◆ Required task ◆
Return the rows below exactly as they appear, leaving out the pictures.

## Start Records for this task

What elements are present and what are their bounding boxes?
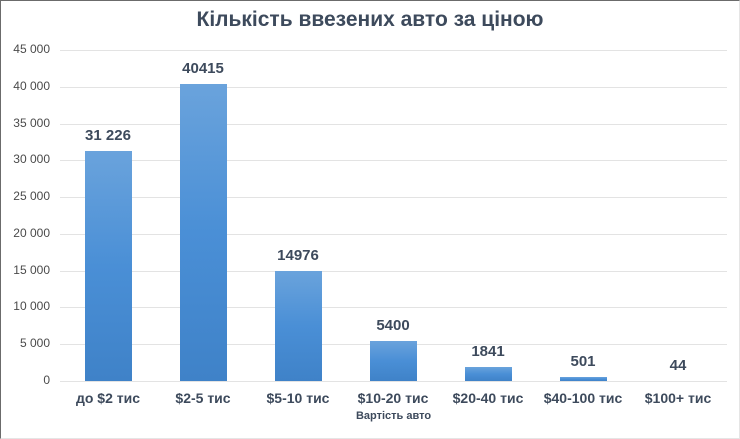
bar [84,151,132,381]
gridline [60,50,727,51]
y-tick-label: 10 000 [13,299,50,314]
gridline [60,86,727,88]
value-label: 44 [669,356,687,374]
y-tick-label: 25 000 [13,189,50,204]
gridline [60,233,727,235]
gridline [60,197,727,199]
bar [179,83,227,381]
y-tick-label: 5 000 [19,336,50,351]
gridline [60,123,727,125]
gridline [60,160,727,162]
x-tick-label: $20-40 тис [452,390,524,406]
y-tick-label: 15 000 [13,262,50,277]
x-tick-label: до $2 тис [75,390,141,406]
value-label: 31 226 [85,127,131,145]
y-tick-label: 45 000 [13,42,50,56]
x-tick-label: $2-5 тис [175,390,231,406]
x-tick-label: $100+ тис [644,390,712,406]
value-label: 14976 [277,246,319,264]
x-tick-label: $5-10 тис [266,390,330,406]
x-tick-label: $10-20 тис [357,390,429,406]
y-tick-label: 20 000 [13,225,50,240]
gridline [60,270,727,272]
value-label: 1841 [471,343,505,361]
bar [369,341,417,381]
chart-title: Кількість ввезених авто за ціною [196,8,544,31]
value-label: 5400 [376,317,410,335]
y-tick-label: 35 000 [13,115,50,130]
bar [464,367,512,381]
value-label: 40415 [182,59,224,77]
x-axis-title: Вартість авто [355,410,432,422]
y-tick-label: 0 [43,373,50,387]
y-tick-label: 40 000 [13,78,50,93]
value-label: 501 [570,353,596,371]
x-tick-label: $40-100 тис [543,390,623,406]
y-tick-label: 30 000 [13,152,50,167]
bar [274,270,322,381]
bar [559,377,607,381]
gridline [60,381,727,382]
gridline [60,307,727,309]
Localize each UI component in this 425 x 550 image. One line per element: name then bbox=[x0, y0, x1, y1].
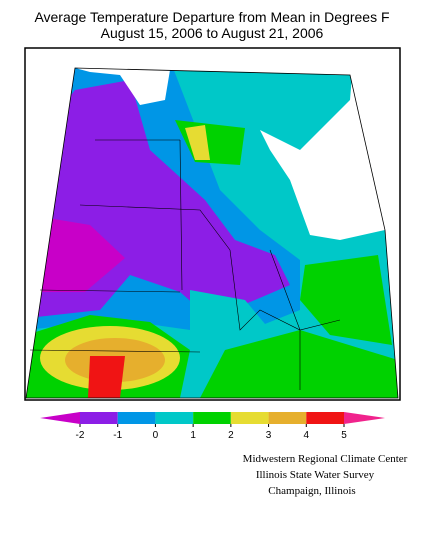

## End Records for this task

◆ Output for this exercise ◆
What elements are present and what are their bounding boxes?
bar [84,151,132,381]
gridline [60,50,727,51]
y-tick-label: 10 000 [13,299,50,314]
gridline [60,86,727,88]
value-label: 44 [669,356,687,374]
y-tick-label: 25 000 [13,189,50,204]
gridline [60,233,727,235]
gridline [60,197,727,199]
bar [179,83,227,381]
y-tick-label: 5 000 [19,336,50,351]
gridline [60,123,727,125]
gridline [60,160,727,162]
x-tick-label: $20-40 тис [452,390,524,406]
y-tick-label: 15 000 [13,262,50,277]
x-tick-label: до $2 тис [75,390,141,406]
value-label: 31 226 [85,127,131,145]
y-tick-label: 45 000 [13,42,50,56]
x-tick-label: $2-5 тис [175,390,231,406]
x-tick-label: $100+ тис [644,390,712,406]
value-label: 14976 [277,246,319,264]
x-tick-label: $5-10 тис [266,390,330,406]
x-tick-label: $10-20 тис [357,390,429,406]
y-tick-label: 20 000 [13,225,50,240]
gridline [60,270,727,272]
value-label: 1841 [471,343,505,361]
bar [369,341,417,381]
chart-title: Кількість ввезених авто за ціною [196,8,544,31]
value-label: 5400 [376,317,410,335]
y-tick-label: 35 000 [13,115,50,130]
bar [464,367,512,381]
value-label: 40415 [182,59,224,77]
x-axis-title: Вартість авто [355,410,432,422]
y-tick-label: 0 [43,373,50,387]
y-tick-label: 40 000 [13,78,50,93]
value-label: 501 [570,353,596,371]
x-tick-label: $40-100 тис [543,390,623,406]
y-tick-label: 30 000 [13,152,50,167]
bar [274,270,322,381]
bar [559,377,607,381]
gridline [60,381,727,382]
gridline [60,307,727,309]
Localize each UI component in this 425 x 550 image. One line per element: name then bbox=[x0, y0, x1, y1].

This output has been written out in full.